-- start Recorded data --
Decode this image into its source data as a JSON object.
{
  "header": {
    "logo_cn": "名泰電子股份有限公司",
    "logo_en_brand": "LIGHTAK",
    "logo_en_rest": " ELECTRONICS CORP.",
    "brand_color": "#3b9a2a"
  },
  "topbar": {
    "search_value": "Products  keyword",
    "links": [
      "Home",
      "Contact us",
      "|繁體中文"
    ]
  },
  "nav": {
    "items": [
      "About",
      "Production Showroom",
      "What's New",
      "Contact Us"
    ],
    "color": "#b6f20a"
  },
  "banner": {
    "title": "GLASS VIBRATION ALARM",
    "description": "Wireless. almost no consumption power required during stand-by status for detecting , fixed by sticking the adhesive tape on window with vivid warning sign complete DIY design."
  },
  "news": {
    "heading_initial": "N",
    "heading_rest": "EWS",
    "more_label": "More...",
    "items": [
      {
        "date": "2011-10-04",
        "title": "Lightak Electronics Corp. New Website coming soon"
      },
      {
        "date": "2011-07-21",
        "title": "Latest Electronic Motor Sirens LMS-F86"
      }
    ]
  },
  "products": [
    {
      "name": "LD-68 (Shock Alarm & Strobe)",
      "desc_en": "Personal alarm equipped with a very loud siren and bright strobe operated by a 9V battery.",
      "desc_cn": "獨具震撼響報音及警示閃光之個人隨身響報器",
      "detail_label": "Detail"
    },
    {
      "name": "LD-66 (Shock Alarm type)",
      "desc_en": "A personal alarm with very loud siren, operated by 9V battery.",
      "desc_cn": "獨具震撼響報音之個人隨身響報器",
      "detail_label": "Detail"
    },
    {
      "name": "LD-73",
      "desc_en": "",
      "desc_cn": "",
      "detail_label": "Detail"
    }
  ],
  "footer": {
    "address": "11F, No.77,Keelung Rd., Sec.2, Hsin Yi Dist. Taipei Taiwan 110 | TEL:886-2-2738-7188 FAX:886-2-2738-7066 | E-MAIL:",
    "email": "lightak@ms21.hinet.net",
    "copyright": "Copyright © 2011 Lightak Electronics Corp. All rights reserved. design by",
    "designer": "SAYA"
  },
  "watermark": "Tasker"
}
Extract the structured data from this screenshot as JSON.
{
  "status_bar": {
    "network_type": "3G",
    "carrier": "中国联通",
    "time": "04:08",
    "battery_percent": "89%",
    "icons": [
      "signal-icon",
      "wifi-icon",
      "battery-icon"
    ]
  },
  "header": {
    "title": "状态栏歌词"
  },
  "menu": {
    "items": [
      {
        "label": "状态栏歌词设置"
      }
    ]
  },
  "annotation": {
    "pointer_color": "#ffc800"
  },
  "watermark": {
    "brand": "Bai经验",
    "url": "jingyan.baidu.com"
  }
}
-- end Recorded data --
Reproduce, word for word, every line starting at the line that contains "Extract the structured" and ending with the final line of the entries.

Extract the structured data from this screenshot as JSON.
{
  "status_bar": {
    "network_type": "3G",
    "carrier": "中国联通",
    "time": "04:08",
    "battery_percent": "89%",
    "icons": [
      "signal-icon",
      "wifi-icon",
      "battery-icon"
    ]
  },
  "header": {
    "title": "状态栏歌词"
  },
  "menu": {
    "items": [
      {
        "label": "状态栏歌词设置"
      }
    ]
  },
  "annotation": {
    "pointer_color": "#ffc800"
  },
  "watermark": {
    "brand": "Bai经验",
    "url": "jingyan.baidu.com"
  }
}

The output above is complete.